**Short exercise**
Write out every line of the material exactly as it appears.

[BEGIN Records shown]

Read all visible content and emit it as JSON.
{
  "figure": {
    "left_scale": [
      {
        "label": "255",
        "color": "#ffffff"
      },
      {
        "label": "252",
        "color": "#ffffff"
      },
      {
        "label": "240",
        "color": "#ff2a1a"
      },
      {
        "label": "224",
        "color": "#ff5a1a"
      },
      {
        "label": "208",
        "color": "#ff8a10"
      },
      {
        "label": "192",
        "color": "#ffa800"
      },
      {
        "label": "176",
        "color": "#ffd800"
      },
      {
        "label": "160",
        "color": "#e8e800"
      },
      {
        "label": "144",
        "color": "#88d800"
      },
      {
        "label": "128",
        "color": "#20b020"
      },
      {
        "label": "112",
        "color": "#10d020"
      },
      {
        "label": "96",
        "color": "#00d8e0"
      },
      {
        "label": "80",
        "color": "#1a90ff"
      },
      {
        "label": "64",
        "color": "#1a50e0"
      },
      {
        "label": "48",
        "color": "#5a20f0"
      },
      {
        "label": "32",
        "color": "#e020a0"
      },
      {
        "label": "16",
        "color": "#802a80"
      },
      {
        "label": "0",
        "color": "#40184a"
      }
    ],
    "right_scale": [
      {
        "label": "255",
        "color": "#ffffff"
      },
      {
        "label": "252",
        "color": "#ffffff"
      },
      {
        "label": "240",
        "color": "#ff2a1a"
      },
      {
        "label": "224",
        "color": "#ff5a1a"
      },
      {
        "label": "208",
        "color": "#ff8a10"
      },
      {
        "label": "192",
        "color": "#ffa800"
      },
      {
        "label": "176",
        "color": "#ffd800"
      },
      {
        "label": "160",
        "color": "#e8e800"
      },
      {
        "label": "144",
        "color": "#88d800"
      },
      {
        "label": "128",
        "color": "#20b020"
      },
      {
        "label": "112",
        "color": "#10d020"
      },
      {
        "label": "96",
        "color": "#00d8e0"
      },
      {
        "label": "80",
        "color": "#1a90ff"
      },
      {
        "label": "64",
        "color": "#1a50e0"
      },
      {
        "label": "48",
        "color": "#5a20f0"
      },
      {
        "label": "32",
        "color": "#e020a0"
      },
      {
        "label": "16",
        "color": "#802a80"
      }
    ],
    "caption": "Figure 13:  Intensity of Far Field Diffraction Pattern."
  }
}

[END Records shown]

**Worked answer**
Read all visible content and emit it as JSON.
{
  "figure": {
    "left_scale": [
      {
        "label": "255",
        "color": "#ffffff"
      },
      {
        "label": "252",
        "color": "#ffffff"
      },
      {
        "label": "240",
        "color": "#ff2a1a"
      },
      {
        "label": "224",
        "color": "#ff5a1a"
      },
      {
        "label": "208",
        "color": "#ff8a10"
      },
      {
        "label": "192",
        "color": "#ffa800"
      },
      {
        "label": "176",
        "color": "#ffd800"
      },
      {
        "label": "160",
        "color": "#e8e800"
      },
      {
        "label": "144",
        "color": "#88d800"
      },
      {
        "label": "128",
        "color": "#20b020"
      },
      {
        "label": "112",
        "color": "#10d020"
      },
      {
        "label": "96",
        "color": "#00d8e0"
      },
      {
        "label": "80",
        "color": "#1a90ff"
      },
      {
        "label": "64",
        "color": "#1a50e0"
      },
      {
        "label": "48",
        "color": "#5a20f0"
      },
      {
        "label": "32",
        "color": "#e020a0"
      },
      {
        "label": "16",
        "color": "#802a80"
      },
      {
        "label": "0",
        "color": "#40184a"
      }
    ],
    "right_scale": [
      {
        "label": "255",
        "color": "#ffffff"
      },
      {
        "label": "252",
        "color": "#ffffff"
      },
      {
        "label": "240",
        "color": "#ff2a1a"
      },
      {
        "label": "224",
        "color": "#ff5a1a"
      },
      {
        "label": "208",
        "color": "#ff8a10"
      },
      {
        "label": "192",
        "color": "#ffa800"
      },
      {
        "label": "176",
        "color": "#ffd800"
      },
      {
        "label": "160",
        "color": "#e8e800"
      },
      {
        "label": "144",
        "color": "#88d800"
      },
      {
        "label": "128",
        "color": "#20b020"
      },
      {
        "label": "112",
        "color": "#10d020"
      },
      {
        "label": "96",
        "color": "#00d8e0"
      },
      {
        "label": "80",
        "color": "#1a90ff"
      },
      {
        "label": "64",
        "color": "#1a50e0"
      },
      {
        "label": "48",
        "color": "#5a20f0"
      },
      {
        "label": "32",
        "color": "#e020a0"
      },
      {
        "label": "16",
        "color": "#802a80"
      }
    ],
    "caption": "Figure 13:  Intensity of Far Field Diffraction Pattern."
  }
}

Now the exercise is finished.